What the task asks: For the copy, please give all of the data again exactly and leave the pictures out.

Extracted data:
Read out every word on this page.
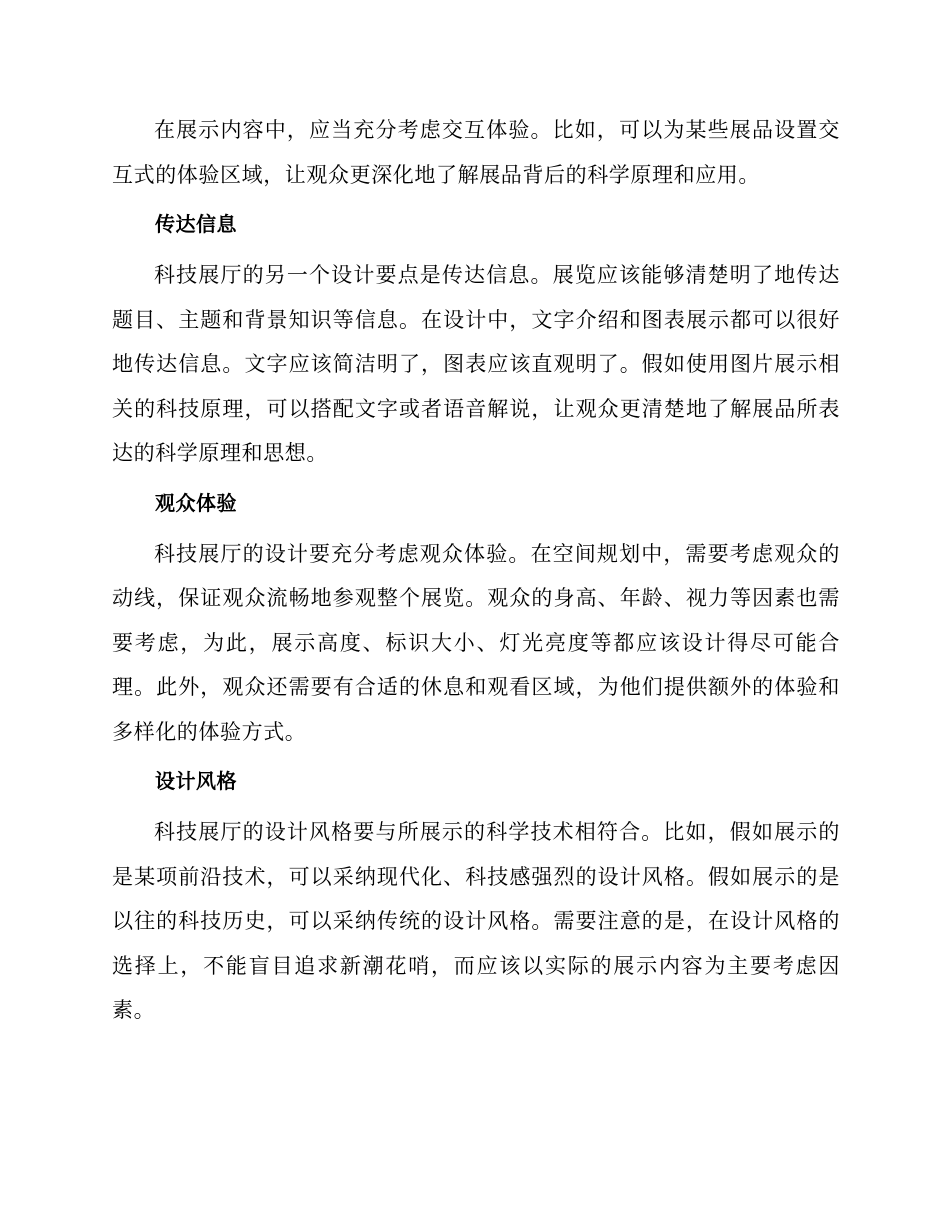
在展示内容中，应当充分考虑交互体验。比如，可以为某些展品设置交互式的体验区域，让观众更深化地了解展品背后的科学原理和应用。

传达信息

科技展厅的另一个设计要点是传达信息。展览应该能够清楚明了地传达题目、主题和背景知识等信息。在设计中，文字介绍和图表展示都可以很好地传达信息。文字应该简洁明了，图表应该直观明了。假如使用图片展示相关的科技原理，可以搭配文字或者语音解说，让观众更清楚地了解展品所表达的科学原理和思想。

观众体验

科技展厅的设计要充分考虑观众体验。在空间规划中，需要考虑观众的动线，保证观众流畅地参观整个展览。观众的身高、年龄、视力等因素也需要考虑，为此，展示高度、标识大小、灯光亮度等都应该设计得尽可能合理。此外，观众还需要有合适的休息和观看区域，为他们提供额外的体验和多样化的体验方式。

设计风格

科技展厅的设计风格要与所展示的科学技术相符合。比如，假如展示的是某项前沿技术，可以采纳现代化、科技感强烈的设计风格。假如展示的是以往的科技历史，可以采纳传统的设计风格。需要注意的是，在设计风格的选择上，不能盲目追求新潮花哨，而应该以实际的展示内容为主要考虑因素。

Solution to this exercise:
Read out every word on this page.
在展示内容中，应当充分考虑交互体验。比如，可以为某些展品设置交互式的体验区域，让观众更深化地了解展品背后的科学原理和应用。

传达信息

科技展厅的另一个设计要点是传达信息。展览应该能够清楚明了地传达题目、主题和背景知识等信息。在设计中，文字介绍和图表展示都可以很好地传达信息。文字应该简洁明了，图表应该直观明了。假如使用图片展示相关的科技原理，可以搭配文字或者语音解说，让观众更清楚地了解展品所表达的科学原理和思想。

观众体验

科技展厅的设计要充分考虑观众体验。在空间规划中，需要考虑观众的动线，保证观众流畅地参观整个展览。观众的身高、年龄、视力等因素也需要考虑，为此，展示高度、标识大小、灯光亮度等都应该设计得尽可能合理。此外，观众还需要有合适的休息和观看区域，为他们提供额外的体验和多样化的体验方式。

设计风格

科技展厅的设计风格要与所展示的科学技术相符合。比如，假如展示的是某项前沿技术，可以采纳现代化、科技感强烈的设计风格。假如展示的是以往的科技历史，可以采纳传统的设计风格。需要注意的是，在设计风格的选择上，不能盲目追求新潮花哨，而应该以实际的展示内容为主要考虑因素。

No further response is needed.